Your objective: Using the data below, copy every line that contains the word "been".

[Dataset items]
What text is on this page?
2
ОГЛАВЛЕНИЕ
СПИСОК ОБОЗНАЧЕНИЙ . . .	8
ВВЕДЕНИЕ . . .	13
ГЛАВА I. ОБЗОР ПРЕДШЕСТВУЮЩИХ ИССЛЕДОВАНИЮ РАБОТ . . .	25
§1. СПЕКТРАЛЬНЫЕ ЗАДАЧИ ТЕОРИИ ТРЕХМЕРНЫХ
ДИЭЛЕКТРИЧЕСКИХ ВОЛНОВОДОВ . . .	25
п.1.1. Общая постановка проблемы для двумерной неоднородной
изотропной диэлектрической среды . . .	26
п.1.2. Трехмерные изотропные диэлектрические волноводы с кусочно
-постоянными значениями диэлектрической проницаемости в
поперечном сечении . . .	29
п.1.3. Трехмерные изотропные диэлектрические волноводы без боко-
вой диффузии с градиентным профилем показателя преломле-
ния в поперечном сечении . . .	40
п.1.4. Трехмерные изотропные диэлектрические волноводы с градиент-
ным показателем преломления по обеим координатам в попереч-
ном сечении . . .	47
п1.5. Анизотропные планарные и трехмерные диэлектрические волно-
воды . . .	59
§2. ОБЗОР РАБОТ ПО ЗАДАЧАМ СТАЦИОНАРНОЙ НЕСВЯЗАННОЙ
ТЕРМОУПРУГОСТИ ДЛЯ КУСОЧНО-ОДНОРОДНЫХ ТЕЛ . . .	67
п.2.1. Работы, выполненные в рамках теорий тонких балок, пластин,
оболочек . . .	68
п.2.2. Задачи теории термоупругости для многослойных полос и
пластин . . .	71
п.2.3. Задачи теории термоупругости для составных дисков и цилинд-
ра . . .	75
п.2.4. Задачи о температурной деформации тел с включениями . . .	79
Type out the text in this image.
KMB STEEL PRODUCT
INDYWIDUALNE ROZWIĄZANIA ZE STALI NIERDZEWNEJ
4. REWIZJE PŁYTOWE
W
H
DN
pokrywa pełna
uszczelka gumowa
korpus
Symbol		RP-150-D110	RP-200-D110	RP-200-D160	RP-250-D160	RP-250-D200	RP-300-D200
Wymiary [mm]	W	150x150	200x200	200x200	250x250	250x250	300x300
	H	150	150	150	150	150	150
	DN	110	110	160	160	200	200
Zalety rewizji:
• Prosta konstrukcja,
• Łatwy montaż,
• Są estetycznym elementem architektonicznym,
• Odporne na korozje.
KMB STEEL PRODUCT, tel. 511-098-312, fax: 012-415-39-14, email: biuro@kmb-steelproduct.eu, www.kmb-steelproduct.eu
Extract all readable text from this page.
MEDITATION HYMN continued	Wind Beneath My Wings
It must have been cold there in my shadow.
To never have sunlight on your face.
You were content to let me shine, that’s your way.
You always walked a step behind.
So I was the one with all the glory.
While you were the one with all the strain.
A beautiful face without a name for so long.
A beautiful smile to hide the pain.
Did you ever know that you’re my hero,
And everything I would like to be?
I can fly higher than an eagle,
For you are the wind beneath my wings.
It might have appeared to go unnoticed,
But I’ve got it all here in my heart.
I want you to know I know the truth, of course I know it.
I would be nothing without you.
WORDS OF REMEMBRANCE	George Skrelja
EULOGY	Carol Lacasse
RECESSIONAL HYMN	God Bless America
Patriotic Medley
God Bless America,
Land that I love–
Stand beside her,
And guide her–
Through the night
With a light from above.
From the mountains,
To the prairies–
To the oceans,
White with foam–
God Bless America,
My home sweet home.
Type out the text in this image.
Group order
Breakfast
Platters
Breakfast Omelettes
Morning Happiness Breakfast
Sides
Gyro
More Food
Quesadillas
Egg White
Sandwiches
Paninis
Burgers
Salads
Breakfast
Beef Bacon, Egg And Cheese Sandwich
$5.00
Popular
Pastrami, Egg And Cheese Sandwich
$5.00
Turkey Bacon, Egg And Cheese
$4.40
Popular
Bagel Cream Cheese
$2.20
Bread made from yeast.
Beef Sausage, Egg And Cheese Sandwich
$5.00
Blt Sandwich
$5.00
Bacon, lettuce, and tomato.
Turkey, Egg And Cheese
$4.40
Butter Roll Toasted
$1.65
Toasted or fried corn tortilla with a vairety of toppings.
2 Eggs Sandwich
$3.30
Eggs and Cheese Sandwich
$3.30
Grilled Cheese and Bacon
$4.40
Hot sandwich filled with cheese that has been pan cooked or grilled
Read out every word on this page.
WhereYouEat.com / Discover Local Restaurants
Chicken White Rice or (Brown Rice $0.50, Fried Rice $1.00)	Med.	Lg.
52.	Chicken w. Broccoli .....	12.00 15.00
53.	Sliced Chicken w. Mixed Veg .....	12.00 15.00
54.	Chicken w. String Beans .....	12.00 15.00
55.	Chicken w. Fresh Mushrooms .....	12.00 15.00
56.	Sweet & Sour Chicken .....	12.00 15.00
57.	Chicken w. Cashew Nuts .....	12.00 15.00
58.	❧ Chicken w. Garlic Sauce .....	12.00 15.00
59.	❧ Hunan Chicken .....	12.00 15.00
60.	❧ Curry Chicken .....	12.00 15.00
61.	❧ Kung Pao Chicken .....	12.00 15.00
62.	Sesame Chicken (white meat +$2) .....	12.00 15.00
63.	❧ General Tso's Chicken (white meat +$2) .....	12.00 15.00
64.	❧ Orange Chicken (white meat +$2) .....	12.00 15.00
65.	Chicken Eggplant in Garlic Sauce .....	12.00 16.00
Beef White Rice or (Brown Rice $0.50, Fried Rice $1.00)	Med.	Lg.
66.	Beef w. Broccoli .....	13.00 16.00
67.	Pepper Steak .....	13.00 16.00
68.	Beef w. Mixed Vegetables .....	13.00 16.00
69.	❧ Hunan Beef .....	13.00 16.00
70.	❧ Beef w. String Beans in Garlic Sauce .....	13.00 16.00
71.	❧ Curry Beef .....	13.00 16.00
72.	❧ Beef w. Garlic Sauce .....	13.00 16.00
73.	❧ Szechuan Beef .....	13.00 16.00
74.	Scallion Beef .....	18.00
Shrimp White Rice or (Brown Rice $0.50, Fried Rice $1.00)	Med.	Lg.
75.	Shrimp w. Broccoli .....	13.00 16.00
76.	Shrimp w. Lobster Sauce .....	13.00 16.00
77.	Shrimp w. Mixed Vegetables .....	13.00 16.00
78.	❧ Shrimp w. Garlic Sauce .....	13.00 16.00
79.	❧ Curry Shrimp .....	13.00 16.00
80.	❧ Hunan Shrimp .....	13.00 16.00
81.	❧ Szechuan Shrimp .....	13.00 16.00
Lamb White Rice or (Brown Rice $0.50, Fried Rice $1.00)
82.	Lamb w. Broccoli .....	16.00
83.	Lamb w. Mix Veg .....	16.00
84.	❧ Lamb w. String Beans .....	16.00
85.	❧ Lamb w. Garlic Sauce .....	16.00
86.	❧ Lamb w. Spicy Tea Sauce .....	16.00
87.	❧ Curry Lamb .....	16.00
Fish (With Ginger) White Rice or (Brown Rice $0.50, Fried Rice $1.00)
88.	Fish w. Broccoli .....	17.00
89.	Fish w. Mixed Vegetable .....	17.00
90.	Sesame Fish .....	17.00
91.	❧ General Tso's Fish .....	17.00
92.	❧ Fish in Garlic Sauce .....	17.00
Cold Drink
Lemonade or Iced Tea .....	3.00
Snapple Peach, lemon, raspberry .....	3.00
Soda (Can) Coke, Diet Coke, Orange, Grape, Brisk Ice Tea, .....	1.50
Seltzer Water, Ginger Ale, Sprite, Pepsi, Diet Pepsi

Solution to this exercise:
It must have been cold there in my shadow.
Hot sandwich filled with cheese that has been pan cooked or grilled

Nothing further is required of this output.